▸ GIVEN RECORDS
-.-.-

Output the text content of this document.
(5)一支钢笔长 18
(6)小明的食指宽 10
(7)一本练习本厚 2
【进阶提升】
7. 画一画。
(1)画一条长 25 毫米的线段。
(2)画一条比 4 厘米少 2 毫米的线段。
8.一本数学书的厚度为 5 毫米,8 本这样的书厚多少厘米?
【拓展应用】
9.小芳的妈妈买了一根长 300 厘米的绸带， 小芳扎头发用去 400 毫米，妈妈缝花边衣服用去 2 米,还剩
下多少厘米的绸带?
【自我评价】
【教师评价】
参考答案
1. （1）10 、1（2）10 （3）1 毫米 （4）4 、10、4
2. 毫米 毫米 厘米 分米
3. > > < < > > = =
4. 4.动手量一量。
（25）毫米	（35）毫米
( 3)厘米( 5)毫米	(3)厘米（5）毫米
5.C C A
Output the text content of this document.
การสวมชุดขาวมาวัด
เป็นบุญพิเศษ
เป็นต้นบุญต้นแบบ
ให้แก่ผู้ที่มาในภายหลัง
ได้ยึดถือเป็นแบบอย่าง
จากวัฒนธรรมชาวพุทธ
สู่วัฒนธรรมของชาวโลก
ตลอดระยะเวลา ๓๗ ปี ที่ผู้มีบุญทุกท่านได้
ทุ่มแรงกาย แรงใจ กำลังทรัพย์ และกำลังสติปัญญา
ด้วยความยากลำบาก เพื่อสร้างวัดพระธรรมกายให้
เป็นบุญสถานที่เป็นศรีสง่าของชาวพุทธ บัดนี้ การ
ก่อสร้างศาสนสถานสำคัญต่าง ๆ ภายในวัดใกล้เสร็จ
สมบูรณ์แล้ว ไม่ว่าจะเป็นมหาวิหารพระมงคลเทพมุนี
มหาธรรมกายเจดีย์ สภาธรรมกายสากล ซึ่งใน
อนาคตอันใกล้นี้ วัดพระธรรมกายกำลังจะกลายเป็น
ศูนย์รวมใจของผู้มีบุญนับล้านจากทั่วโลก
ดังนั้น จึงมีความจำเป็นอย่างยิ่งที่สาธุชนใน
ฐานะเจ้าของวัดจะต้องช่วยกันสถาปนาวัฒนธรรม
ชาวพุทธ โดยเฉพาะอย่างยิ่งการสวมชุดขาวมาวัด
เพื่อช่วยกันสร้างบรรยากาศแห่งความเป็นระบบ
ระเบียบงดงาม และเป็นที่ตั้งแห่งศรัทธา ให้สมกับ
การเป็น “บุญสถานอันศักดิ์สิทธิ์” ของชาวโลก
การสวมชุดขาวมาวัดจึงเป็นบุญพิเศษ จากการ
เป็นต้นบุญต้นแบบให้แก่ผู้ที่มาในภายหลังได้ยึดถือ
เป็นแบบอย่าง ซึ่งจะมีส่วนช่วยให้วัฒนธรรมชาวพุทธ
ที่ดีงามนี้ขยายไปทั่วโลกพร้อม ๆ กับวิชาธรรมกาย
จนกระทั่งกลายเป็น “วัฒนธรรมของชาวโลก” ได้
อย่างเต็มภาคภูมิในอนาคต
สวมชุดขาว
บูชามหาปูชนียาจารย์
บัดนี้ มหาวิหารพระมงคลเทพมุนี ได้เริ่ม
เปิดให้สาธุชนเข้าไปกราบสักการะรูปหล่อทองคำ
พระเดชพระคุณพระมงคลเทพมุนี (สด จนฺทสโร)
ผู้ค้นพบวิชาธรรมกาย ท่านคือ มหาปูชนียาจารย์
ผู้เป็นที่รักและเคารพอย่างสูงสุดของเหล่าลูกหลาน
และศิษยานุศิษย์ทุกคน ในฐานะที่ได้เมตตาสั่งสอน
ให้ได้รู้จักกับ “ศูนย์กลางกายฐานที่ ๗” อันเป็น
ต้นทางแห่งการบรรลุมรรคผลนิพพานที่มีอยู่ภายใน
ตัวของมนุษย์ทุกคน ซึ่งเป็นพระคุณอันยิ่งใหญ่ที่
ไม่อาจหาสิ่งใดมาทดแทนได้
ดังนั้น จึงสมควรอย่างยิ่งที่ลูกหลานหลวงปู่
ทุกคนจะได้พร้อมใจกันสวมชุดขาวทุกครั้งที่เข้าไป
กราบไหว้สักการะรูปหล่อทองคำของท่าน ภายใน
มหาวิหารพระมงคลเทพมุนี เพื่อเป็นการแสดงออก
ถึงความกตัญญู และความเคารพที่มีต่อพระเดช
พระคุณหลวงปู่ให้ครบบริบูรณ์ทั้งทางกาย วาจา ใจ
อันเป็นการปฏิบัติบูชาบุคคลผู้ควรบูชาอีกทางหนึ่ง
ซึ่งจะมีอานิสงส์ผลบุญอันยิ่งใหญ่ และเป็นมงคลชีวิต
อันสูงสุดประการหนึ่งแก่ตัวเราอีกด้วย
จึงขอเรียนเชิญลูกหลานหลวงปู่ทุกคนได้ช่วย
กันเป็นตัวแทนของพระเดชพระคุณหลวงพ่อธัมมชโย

-.-.-

Find each line in the records holding the string "ยาจารย" and show it.

▸ COMPLETED TASK
บูชามหาปูชนียาจารย์
ผู้ค้นพบวิชาธรรมกาย ท่านคือ มหาปูชนียาจารย์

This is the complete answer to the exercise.